NFS4 + Kerberos with AD
Trond Myklebust
trond.myklebust at fys.uio.no
Mon May 19 17:08:29 EDT 2008
On Mon, 2008-05-19 at 15:44 -0400, Grover, Justin N. wrote:
> Ah, that was helpful in giving me some more information to work with, thanks ben.
>
> I can indeed see the token being sent. The token is of size 1281, and I can see in plain-text the realm, the host, and the server address towards the beginning of the token.
>
> Following that, it looks like encoding of the buffer and credentials are successful in authgss_marshal(). encoding is also successful in the authgss_wrap() step.
>
> Then I get the following:
> authgss_create_default: freeing name 0x80693360:1281
> WARNING: Failed to create krb5 context for user with uid 0 for server nfsserver.example.com
> WARNING: Failed to create krb5 context for user with credentials cache FILE:/tmp/krb5cc_machine_EXAMPLE.COM for server nfsserver.example.com
> WARNING: Failed to create krb5 context for user with uid 0 with any credentials cache for server nfsserver.example.com.

....................

=== Work to do ===
a: Copy everything in the NFS4 Kerberos message from "NFS4 + Kerberos" down to "the authgss_wrap() step.".
b: Extend the NFS4 and Kerberos mailing-list message past its final line.

=== Given entries ===
....................

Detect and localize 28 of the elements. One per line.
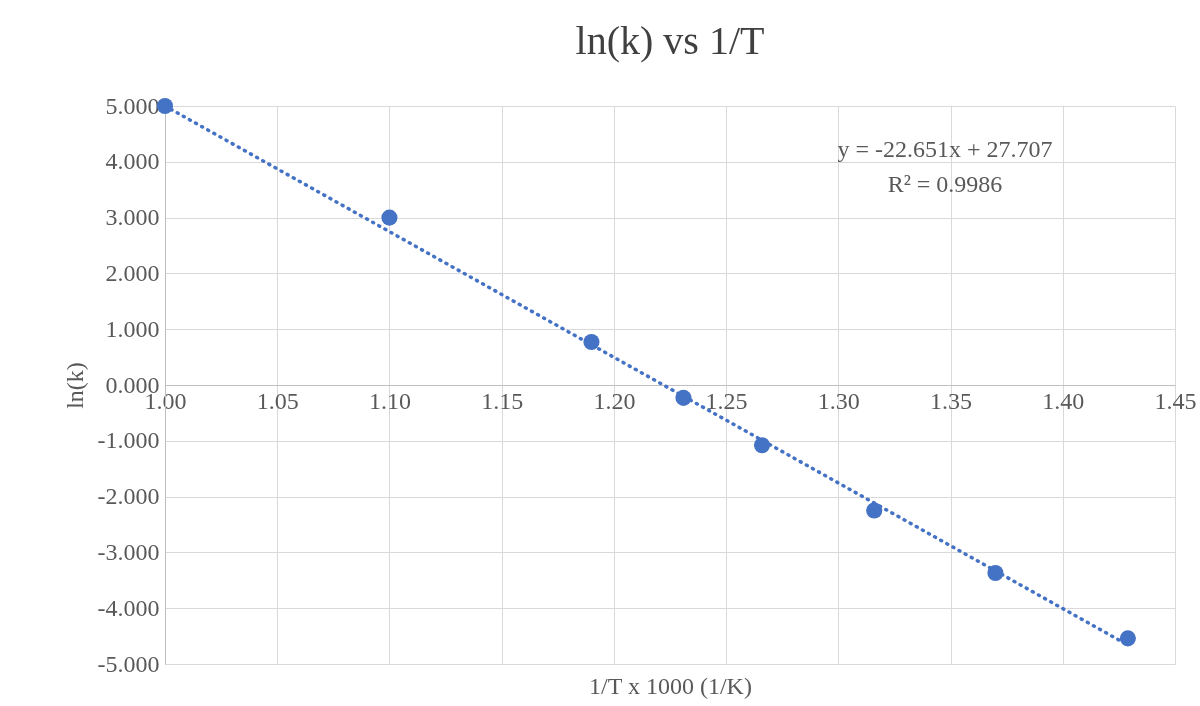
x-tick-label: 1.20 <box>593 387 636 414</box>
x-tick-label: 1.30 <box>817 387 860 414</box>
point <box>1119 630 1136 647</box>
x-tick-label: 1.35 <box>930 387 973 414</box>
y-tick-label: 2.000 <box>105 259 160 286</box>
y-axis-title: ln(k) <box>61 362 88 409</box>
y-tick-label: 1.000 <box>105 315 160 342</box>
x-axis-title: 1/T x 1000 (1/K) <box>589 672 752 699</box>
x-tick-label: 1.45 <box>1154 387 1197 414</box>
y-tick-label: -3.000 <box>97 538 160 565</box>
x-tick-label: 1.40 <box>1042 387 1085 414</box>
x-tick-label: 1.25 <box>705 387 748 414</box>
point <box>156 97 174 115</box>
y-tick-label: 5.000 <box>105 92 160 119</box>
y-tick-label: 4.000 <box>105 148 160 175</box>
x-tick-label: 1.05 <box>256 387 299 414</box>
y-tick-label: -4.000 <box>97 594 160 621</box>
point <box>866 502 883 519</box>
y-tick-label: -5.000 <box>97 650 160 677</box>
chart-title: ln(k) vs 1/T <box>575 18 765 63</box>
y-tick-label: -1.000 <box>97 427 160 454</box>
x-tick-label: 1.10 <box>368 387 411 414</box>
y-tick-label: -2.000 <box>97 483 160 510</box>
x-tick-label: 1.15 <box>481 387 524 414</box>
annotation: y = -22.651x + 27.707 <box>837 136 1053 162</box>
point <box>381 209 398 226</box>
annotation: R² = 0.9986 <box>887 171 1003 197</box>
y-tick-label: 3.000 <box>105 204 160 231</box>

....................

=== Results for the exercise ===
a:
NFS4 + Kerberos with AD
Trond Myklebust
trond.myklebust at fys.uio.no
Mon May 19 17:08:29 EDT 2008
On Mon, 2008-05-19 at 15:44 -0400, Grover, Justin N. wrote:
> Ah, that was helpful in giving me some more information to work with, thanks ben.
>
> I can indeed see the token being sent. The token is of size 1281, and I can see in plain-text the realm, the host, and the server address towards the beginning of the token.
>
> Following that, it looks like encoding of the buffer and credentials are successful in authgss_marshal(). encoding is also successful in the authgss_wrap() step.

b:
>
>
> Now here's a question: why is it attempting to 'create context' for uid 0? The root account is disabled in ubuntu by default. In my keytab creation, I told it to map to a specific domain username... any ideas?
You are probably running 'sudo mount', right? That causes the mount
process to run as a root process. However, unless you are running with
the '-n' option, the rpc.gssd daemon will treat uid 0 as 'special', and
will look for a machine credential for the principal
'nfs/<fqdn>@<REALM>' in the keytab file /etc/krb5.keytab.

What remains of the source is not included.